Exercise instructions:
Retype the material that follows, keeping every word as it is.

Input:
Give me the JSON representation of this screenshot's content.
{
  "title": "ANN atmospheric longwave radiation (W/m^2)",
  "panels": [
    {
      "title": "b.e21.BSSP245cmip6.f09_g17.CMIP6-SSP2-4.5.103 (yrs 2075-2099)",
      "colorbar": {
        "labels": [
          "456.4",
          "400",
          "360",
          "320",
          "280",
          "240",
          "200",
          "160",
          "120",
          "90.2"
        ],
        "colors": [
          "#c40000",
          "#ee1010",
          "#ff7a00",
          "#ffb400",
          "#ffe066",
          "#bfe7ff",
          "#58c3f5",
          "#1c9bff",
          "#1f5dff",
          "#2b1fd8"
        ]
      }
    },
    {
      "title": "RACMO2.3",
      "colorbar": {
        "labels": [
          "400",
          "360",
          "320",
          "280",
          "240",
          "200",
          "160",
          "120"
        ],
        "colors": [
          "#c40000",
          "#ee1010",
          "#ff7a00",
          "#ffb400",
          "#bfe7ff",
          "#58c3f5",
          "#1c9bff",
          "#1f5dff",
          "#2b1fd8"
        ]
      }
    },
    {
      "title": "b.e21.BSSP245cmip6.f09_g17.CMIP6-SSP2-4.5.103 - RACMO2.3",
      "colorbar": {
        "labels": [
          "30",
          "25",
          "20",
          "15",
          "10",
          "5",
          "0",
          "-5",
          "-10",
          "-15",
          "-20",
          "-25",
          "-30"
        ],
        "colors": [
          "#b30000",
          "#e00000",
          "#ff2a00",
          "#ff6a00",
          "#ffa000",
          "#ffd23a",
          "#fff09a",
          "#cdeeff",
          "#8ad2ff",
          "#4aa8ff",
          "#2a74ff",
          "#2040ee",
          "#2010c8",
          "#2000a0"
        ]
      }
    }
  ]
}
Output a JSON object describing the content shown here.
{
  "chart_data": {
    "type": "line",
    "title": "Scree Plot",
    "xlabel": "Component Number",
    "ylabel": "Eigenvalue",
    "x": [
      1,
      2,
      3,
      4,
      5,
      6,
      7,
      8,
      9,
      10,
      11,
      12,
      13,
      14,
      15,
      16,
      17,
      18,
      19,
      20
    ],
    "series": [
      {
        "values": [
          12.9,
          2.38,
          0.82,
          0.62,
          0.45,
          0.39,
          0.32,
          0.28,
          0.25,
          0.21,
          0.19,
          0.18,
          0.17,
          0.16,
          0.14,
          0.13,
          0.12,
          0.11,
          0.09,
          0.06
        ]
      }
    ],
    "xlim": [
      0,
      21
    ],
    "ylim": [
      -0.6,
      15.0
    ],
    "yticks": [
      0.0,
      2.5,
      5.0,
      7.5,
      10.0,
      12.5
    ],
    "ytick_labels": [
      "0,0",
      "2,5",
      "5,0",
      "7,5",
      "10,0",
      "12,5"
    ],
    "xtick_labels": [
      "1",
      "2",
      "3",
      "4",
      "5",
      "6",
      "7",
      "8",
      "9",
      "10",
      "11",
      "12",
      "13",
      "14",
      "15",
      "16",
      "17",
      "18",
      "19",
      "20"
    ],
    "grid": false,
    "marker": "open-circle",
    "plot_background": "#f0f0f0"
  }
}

Solution for this task:
Give me the JSON representation of this screenshot's content.
{
  "title": "ANN atmospheric longwave radiation (W/m^2)",
  "panels": [
    {
      "title": "b.e21.BSSP245cmip6.f09_g17.CMIP6-SSP2-4.5.103 (yrs 2075-2099)",
      "colorbar": {
        "labels": [
          "456.4",
          "400",
          "360",
          "320",
          "280",
          "240",
          "200",
          "160",
          "120",
          "90.2"
        ],
        "colors": [
          "#c40000",
          "#ee1010",
          "#ff7a00",
          "#ffb400",
          "#ffe066",
          "#bfe7ff",
          "#58c3f5",
          "#1c9bff",
          "#1f5dff",
          "#2b1fd8"
        ]
      }
    },
    {
      "title": "RACMO2.3",
      "colorbar": {
        "labels": [
          "400",
          "360",
          "320",
          "280",
          "240",
          "200",
          "160",
          "120"
        ],
        "colors": [
          "#c40000",
          "#ee1010",
          "#ff7a00",
          "#ffb400",
          "#bfe7ff",
          "#58c3f5",
          "#1c9bff",
          "#1f5dff",
          "#2b1fd8"
        ]
      }
    },
    {
      "title": "b.e21.BSSP245cmip6.f09_g17.CMIP6-SSP2-4.5.103 - RACMO2.3",
      "colorbar": {
        "labels": [
          "30",
          "25",
          "20",
          "15",
          "10",
          "5",
          "0",
          "-5",
          "-10",
          "-15",
          "-20",
          "-25",
          "-30"
        ],
        "colors": [
          "#b30000",
          "#e00000",
          "#ff2a00",
          "#ff6a00",
          "#ffa000",
          "#ffd23a",
          "#fff09a",
          "#cdeeff",
          "#8ad2ff",
          "#4aa8ff",
          "#2a74ff",
          "#2040ee",
          "#2010c8",
          "#2000a0"
        ]
      }
    }
  ]
}
Output a JSON object describing the content shown here.
{
  "chart_data": {
    "type": "line",
    "title": "Scree Plot",
    "xlabel": "Component Number",
    "ylabel": "Eigenvalue",
    "x": [
      1,
      2,
      3,
      4,
      5,
      6,
      7,
      8,
      9,
      10,
      11,
      12,
      13,
      14,
      15,
      16,
      17,
      18,
      19,
      20
    ],
    "series": [
      {
        "values": [
          12.9,
          2.38,
          0.82,
          0.62,
          0.45,
          0.39,
          0.32,
          0.28,
          0.25,
          0.21,
          0.19,
          0.18,
          0.17,
          0.16,
          0.14,
          0.13,
          0.12,
          0.11,
          0.09,
          0.06
        ]
      }
    ],
    "xlim": [
      0,
      21
    ],
    "ylim": [
      -0.6,
      15.0
    ],
    "yticks": [
      0.0,
      2.5,
      5.0,
      7.5,
      10.0,
      12.5
    ],
    "ytick_labels": [
      "0,0",
      "2,5",
      "5,0",
      "7,5",
      "10,0",
      "12,5"
    ],
    "xtick_labels": [
      "1",
      "2",
      "3",
      "4",
      "5",
      "6",
      "7",
      "8",
      "9",
      "10",
      "11",
      "12",
      "13",
      "14",
      "15",
      "16",
      "17",
      "18",
      "19",
      "20"
    ],
    "grid": false,
    "marker": "open-circle",
    "plot_background": "#f0f0f0"
  }
}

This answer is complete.